Task goal:
Extract each line from the entries below that has the string "grained" in it.

● ● ● ● ●

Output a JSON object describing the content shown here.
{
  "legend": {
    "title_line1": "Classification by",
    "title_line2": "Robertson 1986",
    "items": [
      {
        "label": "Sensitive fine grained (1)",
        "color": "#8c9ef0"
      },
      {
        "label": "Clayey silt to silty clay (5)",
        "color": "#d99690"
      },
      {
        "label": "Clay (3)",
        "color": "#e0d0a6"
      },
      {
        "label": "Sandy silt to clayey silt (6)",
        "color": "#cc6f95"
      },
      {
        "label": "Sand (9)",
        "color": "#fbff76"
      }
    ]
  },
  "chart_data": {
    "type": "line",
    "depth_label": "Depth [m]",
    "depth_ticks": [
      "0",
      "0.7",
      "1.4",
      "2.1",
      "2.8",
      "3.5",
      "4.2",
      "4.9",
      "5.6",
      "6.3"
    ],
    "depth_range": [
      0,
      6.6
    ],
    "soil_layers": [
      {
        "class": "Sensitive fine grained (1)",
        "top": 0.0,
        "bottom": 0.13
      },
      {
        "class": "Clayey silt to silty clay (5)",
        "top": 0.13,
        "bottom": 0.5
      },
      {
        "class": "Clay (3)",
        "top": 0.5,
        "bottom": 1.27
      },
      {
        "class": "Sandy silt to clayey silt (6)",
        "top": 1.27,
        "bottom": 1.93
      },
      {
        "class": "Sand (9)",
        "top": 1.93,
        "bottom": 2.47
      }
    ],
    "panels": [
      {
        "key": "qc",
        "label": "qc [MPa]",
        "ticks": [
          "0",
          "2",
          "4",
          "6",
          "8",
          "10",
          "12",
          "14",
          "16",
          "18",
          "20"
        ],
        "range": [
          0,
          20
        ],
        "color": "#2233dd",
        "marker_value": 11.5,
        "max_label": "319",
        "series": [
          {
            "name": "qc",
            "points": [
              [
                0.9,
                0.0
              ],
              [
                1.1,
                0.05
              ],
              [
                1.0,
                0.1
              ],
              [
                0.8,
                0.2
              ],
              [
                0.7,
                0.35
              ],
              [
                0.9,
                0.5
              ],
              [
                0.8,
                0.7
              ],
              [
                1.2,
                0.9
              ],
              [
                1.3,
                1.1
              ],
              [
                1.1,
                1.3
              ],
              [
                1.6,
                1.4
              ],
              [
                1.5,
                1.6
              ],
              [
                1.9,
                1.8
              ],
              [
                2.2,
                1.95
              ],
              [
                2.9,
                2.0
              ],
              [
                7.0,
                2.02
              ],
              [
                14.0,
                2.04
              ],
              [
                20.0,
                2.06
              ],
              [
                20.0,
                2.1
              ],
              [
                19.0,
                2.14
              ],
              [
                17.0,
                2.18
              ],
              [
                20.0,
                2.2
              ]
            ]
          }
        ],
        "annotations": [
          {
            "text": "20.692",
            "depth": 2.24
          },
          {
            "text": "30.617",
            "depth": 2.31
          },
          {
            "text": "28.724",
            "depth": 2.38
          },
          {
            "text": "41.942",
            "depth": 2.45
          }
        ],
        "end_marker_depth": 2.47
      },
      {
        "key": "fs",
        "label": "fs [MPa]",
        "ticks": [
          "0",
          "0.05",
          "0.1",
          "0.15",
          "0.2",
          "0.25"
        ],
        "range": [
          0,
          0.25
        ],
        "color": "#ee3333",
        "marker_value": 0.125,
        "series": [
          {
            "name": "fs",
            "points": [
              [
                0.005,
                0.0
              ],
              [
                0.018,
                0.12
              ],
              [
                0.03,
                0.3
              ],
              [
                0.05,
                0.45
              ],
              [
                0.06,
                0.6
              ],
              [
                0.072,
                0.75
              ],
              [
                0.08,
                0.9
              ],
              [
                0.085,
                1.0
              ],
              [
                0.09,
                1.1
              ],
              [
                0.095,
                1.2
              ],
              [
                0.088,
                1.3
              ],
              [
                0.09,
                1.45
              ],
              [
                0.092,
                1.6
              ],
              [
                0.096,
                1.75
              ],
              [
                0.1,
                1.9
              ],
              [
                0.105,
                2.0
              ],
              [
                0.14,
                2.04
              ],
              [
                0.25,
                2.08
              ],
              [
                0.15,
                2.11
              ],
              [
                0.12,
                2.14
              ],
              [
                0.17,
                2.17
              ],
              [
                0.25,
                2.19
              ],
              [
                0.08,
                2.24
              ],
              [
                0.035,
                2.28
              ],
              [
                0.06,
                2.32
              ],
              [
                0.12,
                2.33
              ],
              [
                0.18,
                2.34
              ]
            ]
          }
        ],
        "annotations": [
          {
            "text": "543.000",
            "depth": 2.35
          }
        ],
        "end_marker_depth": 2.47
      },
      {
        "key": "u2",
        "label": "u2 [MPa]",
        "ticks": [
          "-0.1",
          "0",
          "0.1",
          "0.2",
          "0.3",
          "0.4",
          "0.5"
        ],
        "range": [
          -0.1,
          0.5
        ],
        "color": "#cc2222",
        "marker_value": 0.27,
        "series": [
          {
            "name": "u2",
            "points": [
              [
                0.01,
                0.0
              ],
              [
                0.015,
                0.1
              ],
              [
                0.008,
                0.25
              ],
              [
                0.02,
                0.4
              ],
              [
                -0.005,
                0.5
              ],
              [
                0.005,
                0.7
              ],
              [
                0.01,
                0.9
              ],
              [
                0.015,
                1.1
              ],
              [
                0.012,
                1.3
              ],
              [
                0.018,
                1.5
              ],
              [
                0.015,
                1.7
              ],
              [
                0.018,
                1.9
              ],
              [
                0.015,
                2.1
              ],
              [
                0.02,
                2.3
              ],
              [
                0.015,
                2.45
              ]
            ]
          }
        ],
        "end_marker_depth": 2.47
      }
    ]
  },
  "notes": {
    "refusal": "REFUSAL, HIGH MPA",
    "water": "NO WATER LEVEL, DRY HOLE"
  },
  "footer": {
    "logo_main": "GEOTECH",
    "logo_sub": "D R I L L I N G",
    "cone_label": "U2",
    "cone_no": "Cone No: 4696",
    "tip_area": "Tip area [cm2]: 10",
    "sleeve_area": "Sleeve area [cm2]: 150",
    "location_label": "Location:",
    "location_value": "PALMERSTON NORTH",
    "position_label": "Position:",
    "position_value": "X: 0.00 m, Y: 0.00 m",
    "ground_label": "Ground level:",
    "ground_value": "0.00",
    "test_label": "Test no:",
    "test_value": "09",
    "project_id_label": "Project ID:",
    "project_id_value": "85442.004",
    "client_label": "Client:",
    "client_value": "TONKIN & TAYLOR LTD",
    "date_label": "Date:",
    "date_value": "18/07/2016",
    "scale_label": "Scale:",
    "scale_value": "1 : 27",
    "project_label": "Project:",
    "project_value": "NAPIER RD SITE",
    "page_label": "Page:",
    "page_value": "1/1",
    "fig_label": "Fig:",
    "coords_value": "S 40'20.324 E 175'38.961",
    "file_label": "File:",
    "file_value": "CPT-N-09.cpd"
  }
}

● ● ● ● ●

Completed task:
        "label": "Sensitive fine grained (1)",
        "class": "Sensitive fine grained (1)",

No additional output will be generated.